EXERCISE PROMPT: Below are the entries; state how many of their lines contain the string "title", and nothing more.

EXERCISE INPUTS:

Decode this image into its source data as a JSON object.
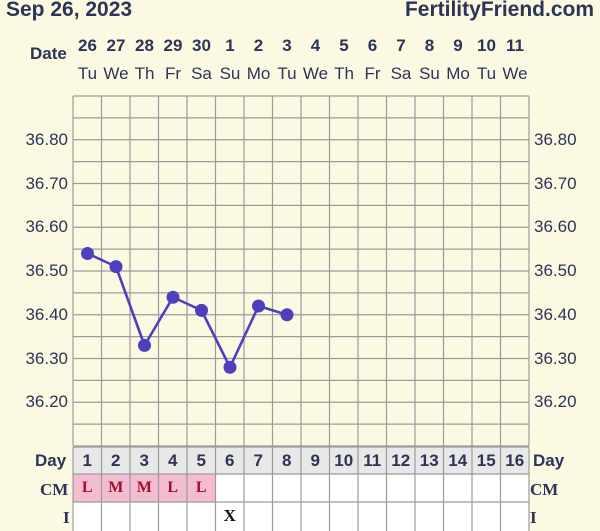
{
  "header": {
    "date": "Sep 26, 2023",
    "site": "FertilityFriend.com"
  },
  "labels": {
    "date": "Date",
    "day": "Day",
    "cm": "CM",
    "i": "I"
  },
  "colors": {
    "background": "#fcf9e3",
    "grid": "#9b9b9b",
    "line": "#4f3fbf",
    "cm_fill": "#f3bcd0",
    "day_row": "#e8e8e8"
  },
  "dates": [
    {
      "num": "26",
      "dow": "Tu"
    },
    {
      "num": "27",
      "dow": "We"
    },
    {
      "num": "28",
      "dow": "Th"
    },
    {
      "num": "29",
      "dow": "Fr"
    },
    {
      "num": "30",
      "dow": "Sa"
    },
    {
      "num": "1",
      "dow": "Su"
    },
    {
      "num": "2",
      "dow": "Mo"
    },
    {
      "num": "3",
      "dow": "Tu"
    },
    {
      "num": "4",
      "dow": "We"
    },
    {
      "num": "5",
      "dow": "Th"
    },
    {
      "num": "6",
      "dow": "Fr"
    },
    {
      "num": "7",
      "dow": "Sa"
    },
    {
      "num": "8",
      "dow": "Su"
    },
    {
      "num": "9",
      "dow": "Mo"
    },
    {
      "num": "10",
      "dow": "Tu"
    },
    {
      "num": "11",
      "dow": "We"
    }
  ],
  "day_numbers": [
    "1",
    "2",
    "3",
    "4",
    "5",
    "6",
    "7",
    "8",
    "9",
    "10",
    "11",
    "12",
    "13",
    "14",
    "15",
    "16"
  ],
  "cm": [
    "L",
    "M",
    "M",
    "L",
    "L",
    "",
    "",
    "",
    "",
    "",
    "",
    "",
    "",
    "",
    "",
    ""
  ],
  "intercourse": [
    "",
    "",
    "",
    "",
    "",
    "X",
    "",
    "",
    "",
    "",
    "",
    "",
    "",
    "",
    "",
    ""
  ],
  "chart_data": {
    "type": "line",
    "x": [
      1,
      2,
      3,
      4,
      5,
      6,
      7,
      8
    ],
    "series": [
      {
        "values": [
          36.54,
          36.51,
          36.33,
          36.44,
          36.41,
          36.28,
          36.42,
          36.4
        ]
      }
    ],
    "y_ticks": [
      "36.80",
      "36.70",
      "36.60",
      "36.50",
      "36.40",
      "36.30",
      "36.20"
    ],
    "ylim": [
      36.1,
      36.9
    ],
    "xlim": [
      1,
      16
    ],
    "grid": true
  }
}
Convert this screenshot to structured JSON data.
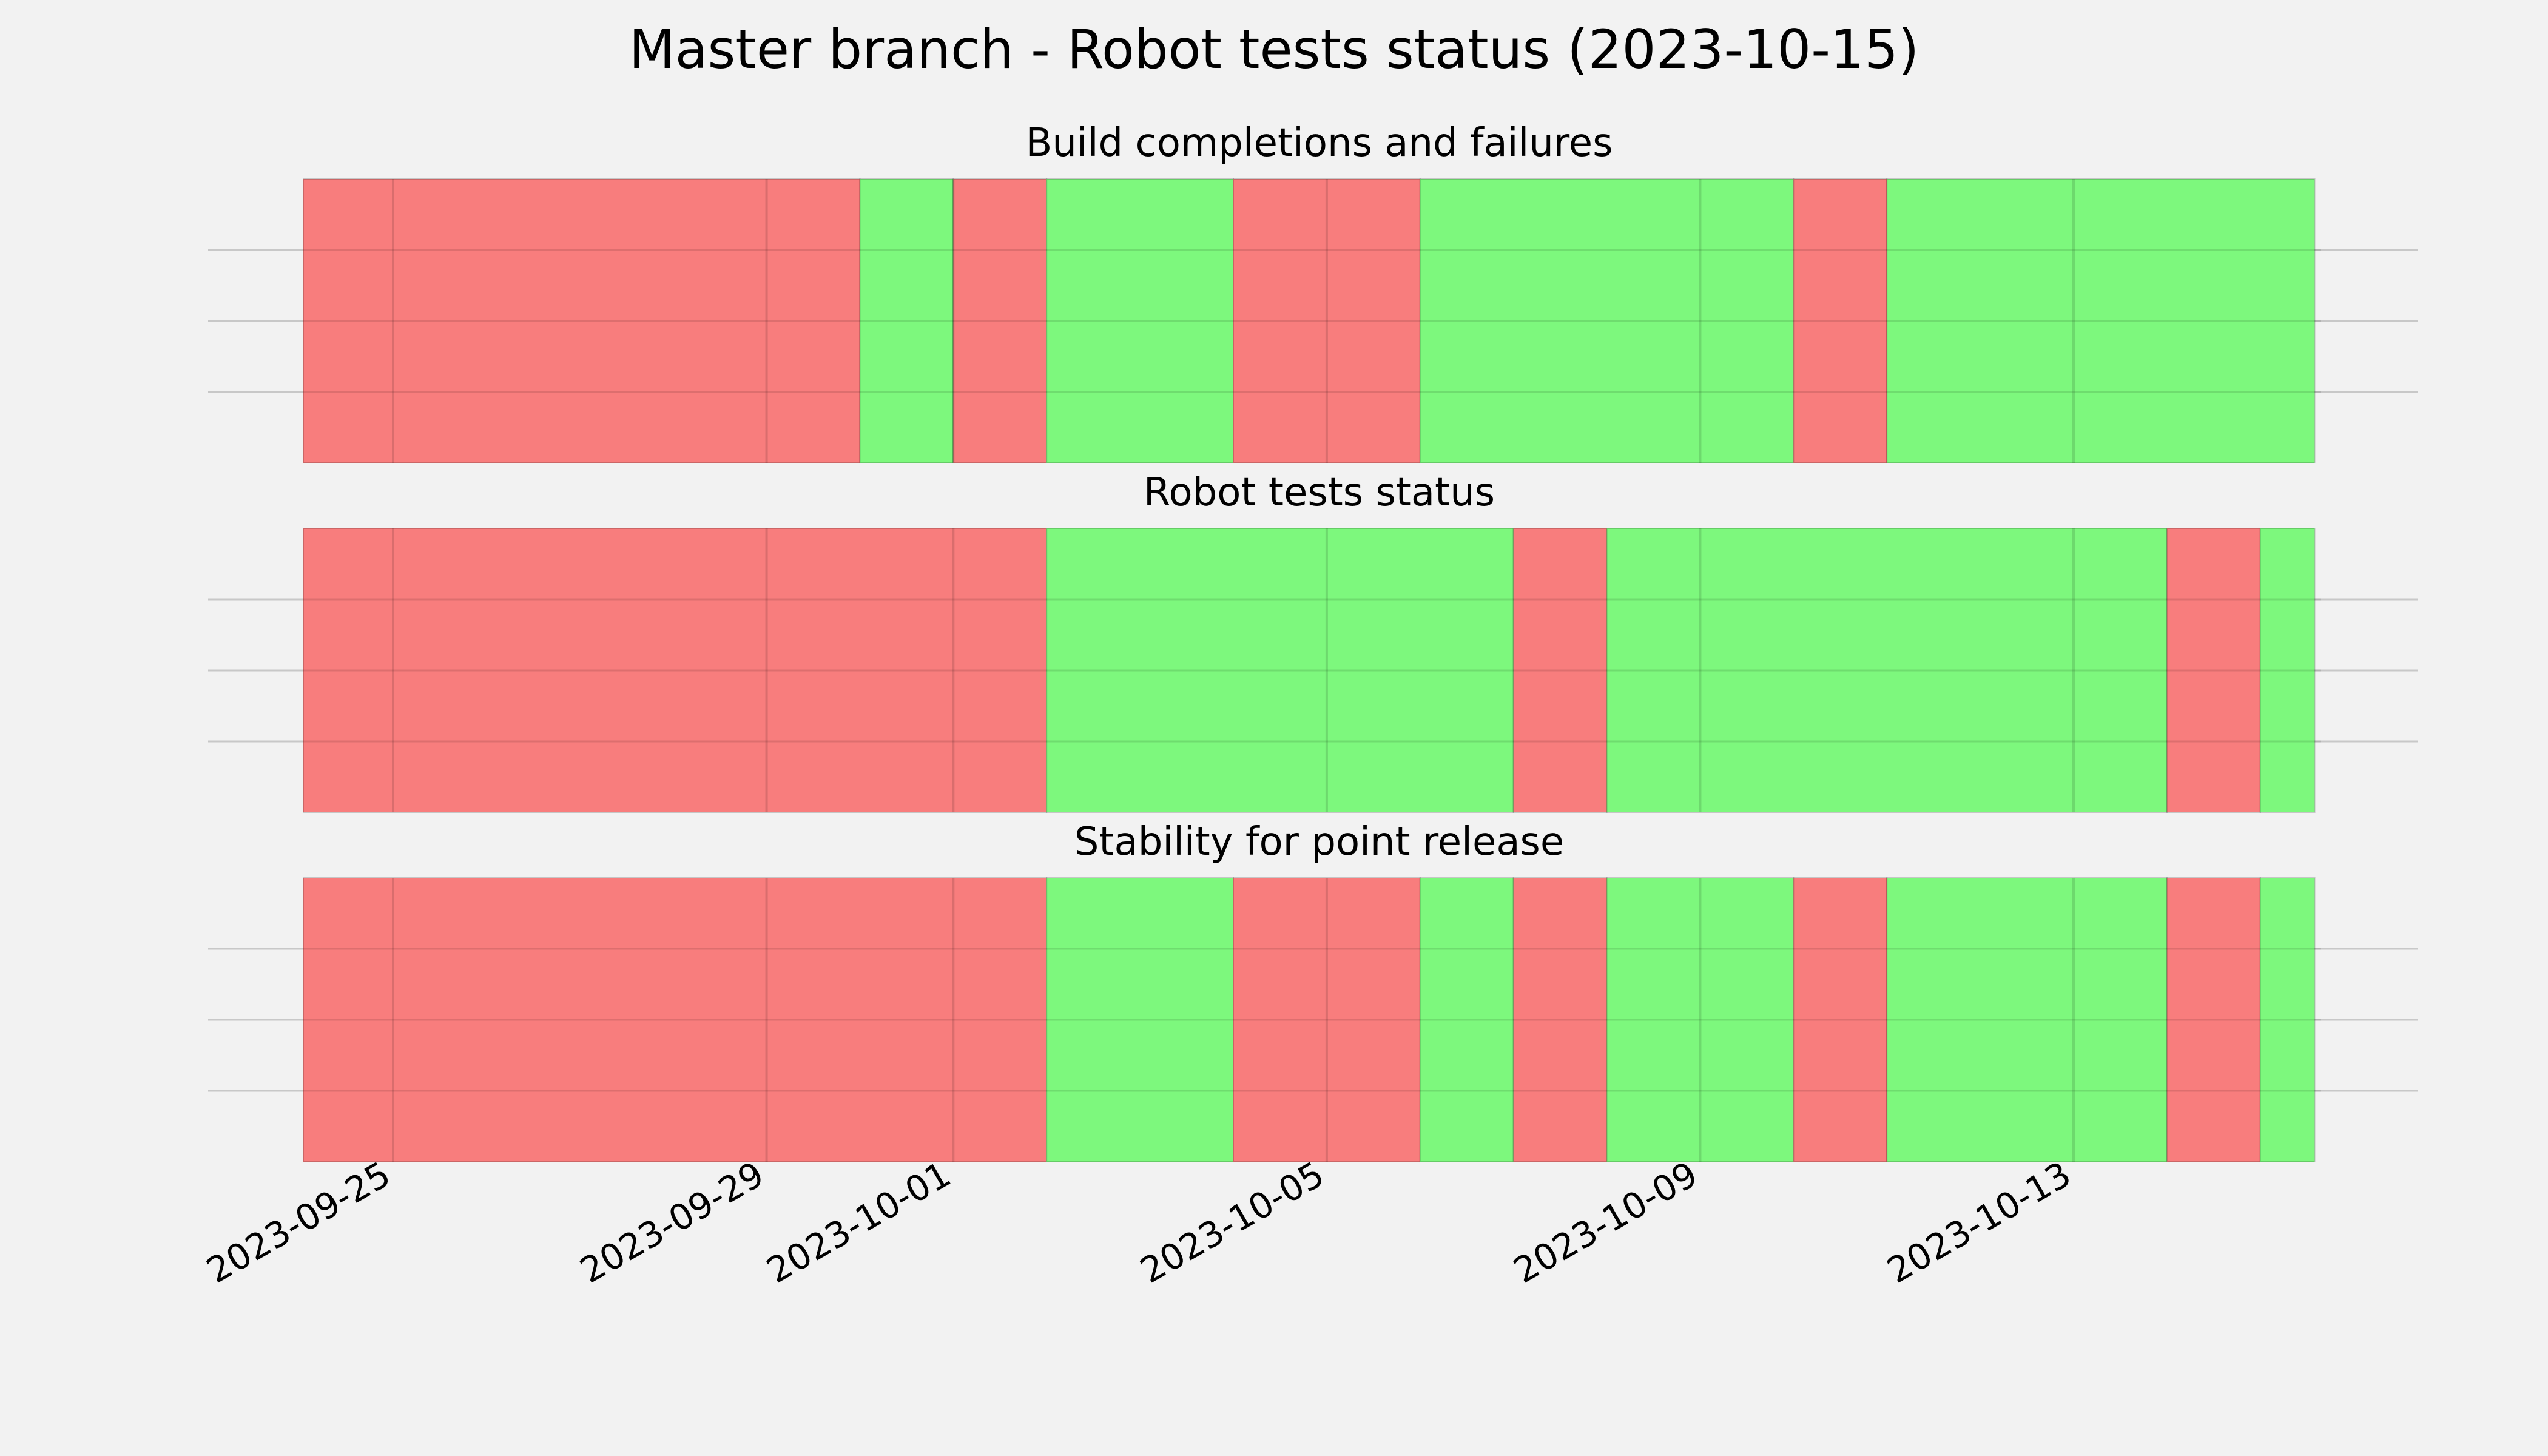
{
  "chart_data": {
    "type": "timeline",
    "title": "Master branch - Robot tests status (2023-10-15)",
    "colors": {
      "fail": "#f87878",
      "pass": "#78f878",
      "background": "#f2f2f2",
      "grid": "#c8c8c8"
    },
    "x_range": [
      "2023-09-24",
      "2023-10-15"
    ],
    "x_ticks": [
      "2023-09-25",
      "2023-09-29",
      "2023-10-01",
      "2023-10-05",
      "2023-10-09",
      "2023-10-13"
    ],
    "panels": [
      {
        "title": "Build completions and failures",
        "segments": [
          {
            "start": "2023-09-24",
            "end": "2023-09-30T00:00",
            "status": "fail"
          },
          {
            "start": "2023-09-30T00:00",
            "end": "2023-10-01T00:00",
            "status": "pass"
          },
          {
            "start": "2023-10-01T00:00",
            "end": "2023-10-02T00:00",
            "status": "fail"
          },
          {
            "start": "2023-10-02T00:00",
            "end": "2023-10-04T00:00",
            "status": "pass"
          },
          {
            "start": "2023-10-04T00:00",
            "end": "2023-10-06T00:00",
            "status": "fail"
          },
          {
            "start": "2023-10-06T00:00",
            "end": "2023-10-10T00:00",
            "status": "pass"
          },
          {
            "start": "2023-10-10T00:00",
            "end": "2023-10-11T00:00",
            "status": "fail"
          },
          {
            "start": "2023-10-11T00:00",
            "end": "2023-10-15T14:00",
            "status": "pass"
          }
        ]
      },
      {
        "title": "Robot tests status",
        "segments": [
          {
            "start": "2023-09-24",
            "end": "2023-10-02T00:00",
            "status": "fail"
          },
          {
            "start": "2023-10-02T00:00",
            "end": "2023-10-07T00:00",
            "status": "pass"
          },
          {
            "start": "2023-10-07T00:00",
            "end": "2023-10-08T00:00",
            "status": "fail"
          },
          {
            "start": "2023-10-08T00:00",
            "end": "2023-10-14T00:00",
            "status": "pass"
          },
          {
            "start": "2023-10-14T00:00",
            "end": "2023-10-15T00:00",
            "status": "fail"
          },
          {
            "start": "2023-10-15T00:00",
            "end": "2023-10-15T14:00",
            "status": "pass"
          }
        ]
      },
      {
        "title": "Stability for point release",
        "segments": [
          {
            "start": "2023-09-24",
            "end": "2023-10-02T00:00",
            "status": "fail"
          },
          {
            "start": "2023-10-02T00:00",
            "end": "2023-10-04T00:00",
            "status": "pass"
          },
          {
            "start": "2023-10-04T00:00",
            "end": "2023-10-06T00:00",
            "status": "fail"
          },
          {
            "start": "2023-10-06T00:00",
            "end": "2023-10-07T00:00",
            "status": "pass"
          },
          {
            "start": "2023-10-07T00:00",
            "end": "2023-10-08T00:00",
            "status": "fail"
          },
          {
            "start": "2023-10-08T00:00",
            "end": "2023-10-10T00:00",
            "status": "pass"
          },
          {
            "start": "2023-10-10T00:00",
            "end": "2023-10-11T00:00",
            "status": "fail"
          },
          {
            "start": "2023-10-11T00:00",
            "end": "2023-10-14T00:00",
            "status": "pass"
          },
          {
            "start": "2023-10-14T00:00",
            "end": "2023-10-15T00:00",
            "status": "fail"
          },
          {
            "start": "2023-10-15T00:00",
            "end": "2023-10-15T14:00",
            "status": "pass"
          }
        ]
      }
    ]
  }
}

RESPONSE TO THE EXERCISE: 4